**Available records:**
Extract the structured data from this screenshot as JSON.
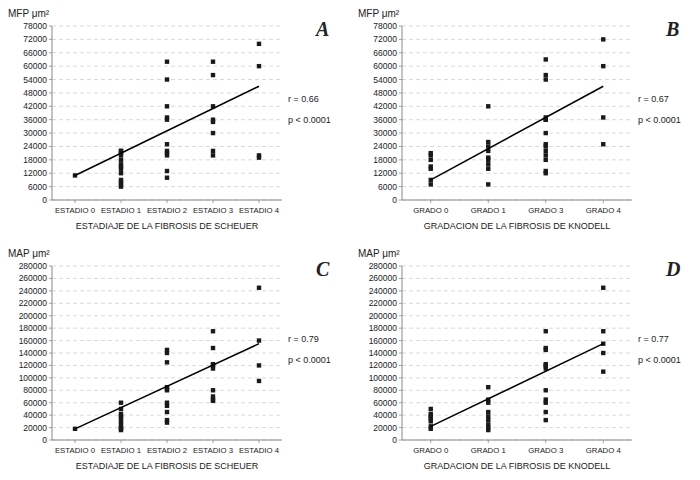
{
  "chart_data": [
    {
      "type": "scatter",
      "title": "A",
      "y_label": "MFP μm²",
      "x_label": "ESTADIAJE DE LA FIBROSIS DE SCHEUER",
      "xlim": [
        -0.5,
        4.5
      ],
      "xticks": [
        {
          "value": 0,
          "label": "ESTADIO 0"
        },
        {
          "value": 1,
          "label": "ESTADIO 1"
        },
        {
          "value": 2,
          "label": "ESTADIO 2"
        },
        {
          "value": 3,
          "label": "ESTADIO 3"
        },
        {
          "value": 4,
          "label": "ESTADIO 4"
        }
      ],
      "ylim": [
        0,
        78000
      ],
      "yticks": [
        0,
        6000,
        12000,
        18000,
        24000,
        30000,
        36000,
        42000,
        48000,
        54000,
        60000,
        66000,
        72000,
        78000
      ],
      "grid": true,
      "annotations": [
        "r = 0.66",
        "p < 0.0001"
      ],
      "series": [
        {
          "type": "scatter",
          "marker": "square",
          "color": "#1a1a1a",
          "x": [
            0,
            1,
            1,
            1,
            1,
            1,
            1,
            1,
            1,
            1,
            1,
            1,
            1,
            1,
            2,
            2,
            2,
            2,
            2,
            2,
            2,
            2,
            2,
            2,
            2,
            3,
            3,
            3,
            3,
            3,
            3,
            3,
            3,
            4,
            4,
            4,
            4
          ],
          "values": [
            11000,
            22000,
            21000,
            20000,
            18000,
            16000,
            14000,
            12000,
            9000,
            8000,
            7000,
            6000,
            22000,
            15000,
            36000,
            22000,
            21000,
            20000,
            25000,
            13000,
            10000,
            62000,
            54000,
            37000,
            42000,
            42000,
            36000,
            35000,
            30000,
            22000,
            20000,
            62000,
            56000,
            70000,
            60000,
            20000,
            19000
          ]
        },
        {
          "type": "line",
          "color": "#000000",
          "x": [
            0,
            4
          ],
          "values": [
            11000,
            51000
          ]
        }
      ]
    },
    {
      "type": "scatter",
      "title": "B",
      "y_label": "MFP μm²",
      "x_label": "GRADACION DE LA FIBROSIS DE KNODELL",
      "xlim": [
        -0.5,
        3.5
      ],
      "xticks": [
        {
          "value": 0,
          "label": "GRADO 0"
        },
        {
          "value": 1,
          "label": "GRADO 1"
        },
        {
          "value": 2,
          "label": "GRADO 3"
        },
        {
          "value": 3,
          "label": "GRADO 4"
        }
      ],
      "ylim": [
        0,
        78000
      ],
      "yticks": [
        0,
        6000,
        12000,
        18000,
        24000,
        30000,
        36000,
        42000,
        48000,
        54000,
        60000,
        66000,
        72000,
        78000
      ],
      "grid": true,
      "annotations": [
        "r = 0.67",
        "p < 0.0001"
      ],
      "series": [
        {
          "type": "scatter",
          "marker": "square",
          "color": "#1a1a1a",
          "x": [
            0,
            0,
            0,
            0,
            0,
            0,
            0,
            1,
            1,
            1,
            1,
            1,
            1,
            1,
            1,
            1,
            2,
            2,
            2,
            2,
            2,
            2,
            2,
            2,
            2,
            2,
            2,
            2,
            2,
            2,
            3,
            3,
            3,
            3
          ],
          "values": [
            21000,
            20000,
            18000,
            15000,
            14000,
            9000,
            7000,
            42000,
            26000,
            24000,
            22000,
            19000,
            18000,
            16000,
            14000,
            7000,
            63000,
            56000,
            54000,
            37000,
            36000,
            36000,
            30000,
            25000,
            24000,
            22000,
            20000,
            18000,
            13000,
            12000,
            72000,
            60000,
            37000,
            25000
          ]
        },
        {
          "type": "line",
          "color": "#000000",
          "x": [
            0,
            3
          ],
          "values": [
            9000,
            51000
          ]
        }
      ]
    },
    {
      "type": "scatter",
      "title": "C",
      "y_label": "MAP μm²",
      "x_label": "ESTADIAJE DE LA FIBROSIS DE SCHEUER",
      "xlim": [
        -0.5,
        4.5
      ],
      "xticks": [
        {
          "value": 0,
          "label": "ESTADIO 0"
        },
        {
          "value": 1,
          "label": "ESTADIO 1"
        },
        {
          "value": 2,
          "label": "ESTADIO 2"
        },
        {
          "value": 3,
          "label": "ESTADIO 3"
        },
        {
          "value": 4,
          "label": "ESTADIO 4"
        }
      ],
      "ylim": [
        0,
        280000
      ],
      "yticks": [
        0,
        20000,
        40000,
        60000,
        80000,
        100000,
        120000,
        140000,
        160000,
        180000,
        200000,
        220000,
        240000,
        260000,
        280000
      ],
      "grid": true,
      "annotations": [
        "r = 0.79",
        "p < 0.0001"
      ],
      "series": [
        {
          "type": "scatter",
          "marker": "square",
          "color": "#1a1a1a",
          "x": [
            0,
            1,
            1,
            1,
            1,
            1,
            1,
            1,
            1,
            1,
            1,
            2,
            2,
            2,
            2,
            2,
            2,
            2,
            2,
            2,
            2,
            2,
            3,
            3,
            3,
            3,
            3,
            3,
            3,
            3,
            3,
            4,
            4,
            4,
            4
          ],
          "values": [
            18000,
            60000,
            50000,
            42000,
            38000,
            35000,
            30000,
            25000,
            20000,
            18000,
            16000,
            145000,
            140000,
            125000,
            85000,
            82000,
            80000,
            60000,
            55000,
            45000,
            32000,
            28000,
            175000,
            148000,
            122000,
            120000,
            115000,
            80000,
            70000,
            65000,
            63000,
            245000,
            160000,
            120000,
            95000
          ]
        },
        {
          "type": "line",
          "color": "#000000",
          "x": [
            0,
            4
          ],
          "values": [
            18000,
            155000
          ]
        }
      ]
    },
    {
      "type": "scatter",
      "title": "D",
      "y_label": "MAP μm²",
      "x_label": "GRADACION DE LA FIBROSIS DE KNODELL",
      "xlim": [
        -0.5,
        3.5
      ],
      "xticks": [
        {
          "value": 0,
          "label": "GRADO 0"
        },
        {
          "value": 1,
          "label": "GRADO 1"
        },
        {
          "value": 2,
          "label": "GRADO 3"
        },
        {
          "value": 3,
          "label": "GRADO 4"
        }
      ],
      "ylim": [
        0,
        280000
      ],
      "yticks": [
        0,
        20000,
        40000,
        60000,
        80000,
        100000,
        120000,
        140000,
        160000,
        180000,
        200000,
        220000,
        240000,
        260000,
        280000
      ],
      "grid": true,
      "annotations": [
        "r = 0.77",
        "p < 0.0001"
      ],
      "series": [
        {
          "type": "scatter",
          "marker": "square",
          "color": "#1a1a1a",
          "x": [
            0,
            0,
            0,
            0,
            0,
            0,
            0,
            1,
            1,
            1,
            1,
            1,
            1,
            1,
            1,
            1,
            2,
            2,
            2,
            2,
            2,
            2,
            2,
            2,
            2,
            2,
            2,
            3,
            3,
            3,
            3,
            3
          ],
          "values": [
            50000,
            42000,
            38000,
            35000,
            30000,
            22000,
            18000,
            85000,
            65000,
            60000,
            45000,
            38000,
            32000,
            25000,
            20000,
            16000,
            175000,
            148000,
            145000,
            122000,
            120000,
            115000,
            80000,
            65000,
            60000,
            45000,
            32000,
            245000,
            175000,
            155000,
            140000,
            110000
          ]
        },
        {
          "type": "line",
          "color": "#000000",
          "x": [
            0,
            3
          ],
          "values": [
            22000,
            155000
          ]
        }
      ]
    }
  ]
}
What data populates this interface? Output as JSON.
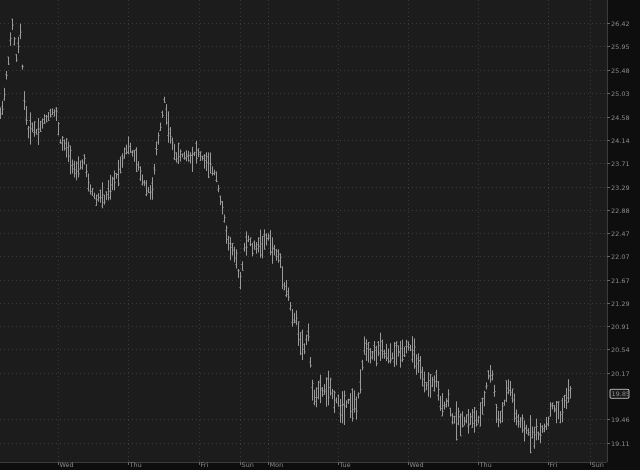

**Goal:** Leave out the pictures and give the listing above again exactly.

**Output of the task:**
Extract the structured data from this screenshot as JSON.
{
  "chart_data": [
    {
      "type": "scatter",
      "title": "A",
      "y_label": "MFP μm²",
      "x_label": "ESTADIAJE DE LA FIBROSIS DE SCHEUER",
      "xlim": [
        -0.5,
        4.5
      ],
      "xticks": [
        {
          "value": 0,
          "label": "ESTADIO 0"
        },
        {
          "value": 1,
          "label": "ESTADIO 1"
        },
        {
          "value": 2,
          "label": "ESTADIO 2"
        },
        {
          "value": 3,
          "label": "ESTADIO 3"
        },
        {
          "value": 4,
          "label": "ESTADIO 4"
        }
      ],
      "ylim": [
        0,
        78000
      ],
      "yticks": [
        0,
        6000,
        12000,
        18000,
        24000,
        30000,
        36000,
        42000,
        48000,
        54000,
        60000,
        66000,
        72000,
        78000
      ],
      "grid": true,
      "annotations": [
        "r = 0.66",
        "p < 0.0001"
      ],
      "series": [
        {
          "type": "scatter",
          "marker": "square",
          "color": "#1a1a1a",
          "x": [
            0,
            1,
            1,
            1,
            1,
            1,
            1,
            1,
            1,
            1,
            1,
            1,
            1,
            1,
            2,
            2,
            2,
            2,
            2,
            2,
            2,
            2,
            2,
            2,
            2,
            3,
            3,
            3,
            3,
            3,
            3,
            3,
            3,
            4,
            4,
            4,
            4
          ],
          "values": [
            11000,
            22000,
            21000,
            20000,
            18000,
            16000,
            14000,
            12000,
            9000,
            8000,
            7000,
            6000,
            22000,
            15000,
            36000,
            22000,
            21000,
            20000,
            25000,
            13000,
            10000,
            62000,
            54000,
            37000,
            42000,
            42000,
            36000,
            35000,
            30000,
            22000,
            20000,
            62000,
            56000,
            70000,
            60000,
            20000,
            19000
          ]
        },
        {
          "type": "line",
          "color": "#000000",
          "x": [
            0,
            4
          ],
          "values": [
            11000,
            51000
          ]
        }
      ]
    },
    {
      "type": "scatter",
      "title": "B",
      "y_label": "MFP μm²",
      "x_label": "GRADACION DE LA FIBROSIS DE KNODELL",
      "xlim": [
        -0.5,
        3.5
      ],
      "xticks": [
        {
          "value": 0,
          "label": "GRADO 0"
        },
        {
          "value": 1,
          "label": "GRADO 1"
        },
        {
          "value": 2,
          "label": "GRADO 3"
        },
        {
          "value": 3,
          "label": "GRADO 4"
        }
      ],
      "ylim": [
        0,
        78000
      ],
      "yticks": [
        0,
        6000,
        12000,
        18000,
        24000,
        30000,
        36000,
        42000,
        48000,
        54000,
        60000,
        66000,
        72000,
        78000
      ],
      "grid": true,
      "annotations": [
        "r = 0.67",
        "p < 0.0001"
      ],
      "series": [
        {
          "type": "scatter",
          "marker": "square",
          "color": "#1a1a1a",
          "x": [
            0,
            0,
            0,
            0,
            0,
            0,
            0,
            1,
            1,
            1,
            1,
            1,
            1,
            1,
            1,
            1,
            2,
            2,
            2,
            2,
            2,
            2,
            2,
            2,
            2,
            2,
            2,
            2,
            2,
            2,
            3,
            3,
            3,
            3
          ],
          "values": [
            21000,
            20000,
            18000,
            15000,
            14000,
            9000,
            7000,
            42000,
            26000,
            24000,
            22000,
            19000,
            18000,
            16000,
            14000,
            7000,
            63000,
            56000,
            54000,
            37000,
            36000,
            36000,
            30000,
            25000,
            24000,
            22000,
            20000,
            18000,
            13000,
            12000,
            72000,
            60000,
            37000,
            25000
          ]
        },
        {
          "type": "line",
          "color": "#000000",
          "x": [
            0,
            3
          ],
          "values": [
            9000,
            51000
          ]
        }
      ]
    },
    {
      "type": "scatter",
      "title": "C",
      "y_label": "MAP μm²",
      "x_label": "ESTADIAJE DE LA FIBROSIS DE SCHEUER",
      "xlim": [
        -0.5,
        4.5
      ],
      "xticks": [
        {
          "value": 0,
          "label": "ESTADIO 0"
        },
        {
          "value": 1,
          "label": "ESTADIO 1"
        },
        {
          "value": 2,
          "label": "ESTADIO 2"
        },
        {
          "value": 3,
          "label": "ESTADIO 3"
        },
        {
          "value": 4,
          "label": "ESTADIO 4"
        }
      ],
      "ylim": [
        0,
        280000
      ],
      "yticks": [
        0,
        20000,
        40000,
        60000,
        80000,
        100000,
        120000,
        140000,
        160000,
        180000,
        200000,
        220000,
        240000,
        260000,
        280000
      ],
      "grid": true,
      "annotations": [
        "r = 0.79",
        "p < 0.0001"
      ],
      "series": [
        {
          "type": "scatter",
          "marker": "square",
          "color": "#1a1a1a",
          "x": [
            0,
            1,
            1,
            1,
            1,
            1,
            1,
            1,
            1,
            1,
            1,
            2,
            2,
            2,
            2,
            2,
            2,
            2,
            2,
            2,
            2,
            2,
            3,
            3,
            3,
            3,
            3,
            3,
            3,
            3,
            3,
            4,
            4,
            4,
            4
          ],
          "values": [
            18000,
            60000,
            50000,
            42000,
            38000,
            35000,
            30000,
            25000,
            20000,
            18000,
            16000,
            145000,
            140000,
            125000,
            85000,
            82000,
            80000,
            60000,
            55000,
            45000,
            32000,
            28000,
            175000,
            148000,
            122000,
            120000,
            115000,
            80000,
            70000,
            65000,
            63000,
            245000,
            160000,
            120000,
            95000
          ]
        },
        {
          "type": "line",
          "color": "#000000",
          "x": [
            0,
            4
          ],
          "values": [
            18000,
            155000
          ]
        }
      ]
    },
    {
      "type": "scatter",
      "title": "D",
      "y_label": "MAP μm²",
      "x_label": "GRADACION DE LA FIBROSIS DE KNODELL",
      "xlim": [
        -0.5,
        3.5
      ],
      "xticks": [
        {
          "value": 0,
          "label": "GRADO 0"
        },
        {
          "value": 1,
          "label": "GRADO 1"
        },
        {
          "value": 2,
          "label": "GRADO 3"
        },
        {
          "value": 3,
          "label": "GRADO 4"
        }
      ],
      "ylim": [
        0,
        280000
      ],
      "yticks": [
        0,
        20000,
        40000,
        60000,
        80000,
        100000,
        120000,
        140000,
        160000,
        180000,
        200000,
        220000,
        240000,
        260000,
        280000
      ],
      "grid": true,
      "annotations": [
        "r = 0.77",
        "p < 0.0001"
      ],
      "series": [
        {
          "type": "scatter",
          "marker": "square",
          "color": "#1a1a1a",
          "x": [
            0,
            0,
            0,
            0,
            0,
            0,
            0,
            1,
            1,
            1,
            1,
            1,
            1,
            1,
            1,
            1,
            2,
            2,
            2,
            2,
            2,
            2,
            2,
            2,
            2,
            2,
            2,
            3,
            3,
            3,
            3,
            3
          ],
          "values": [
            50000,
            42000,
            38000,
            35000,
            30000,
            22000,
            18000,
            85000,
            65000,
            60000,
            45000,
            38000,
            32000,
            25000,
            20000,
            16000,
            175000,
            148000,
            145000,
            122000,
            120000,
            115000,
            80000,
            65000,
            60000,
            45000,
            32000,
            245000,
            175000,
            155000,
            140000,
            110000
          ]
        },
        {
          "type": "line",
          "color": "#000000",
          "x": [
            0,
            3
          ],
          "values": [
            22000,
            155000
          ]
        }
      ]
    }
  ]
}
What data populates this interface? Output as JSON.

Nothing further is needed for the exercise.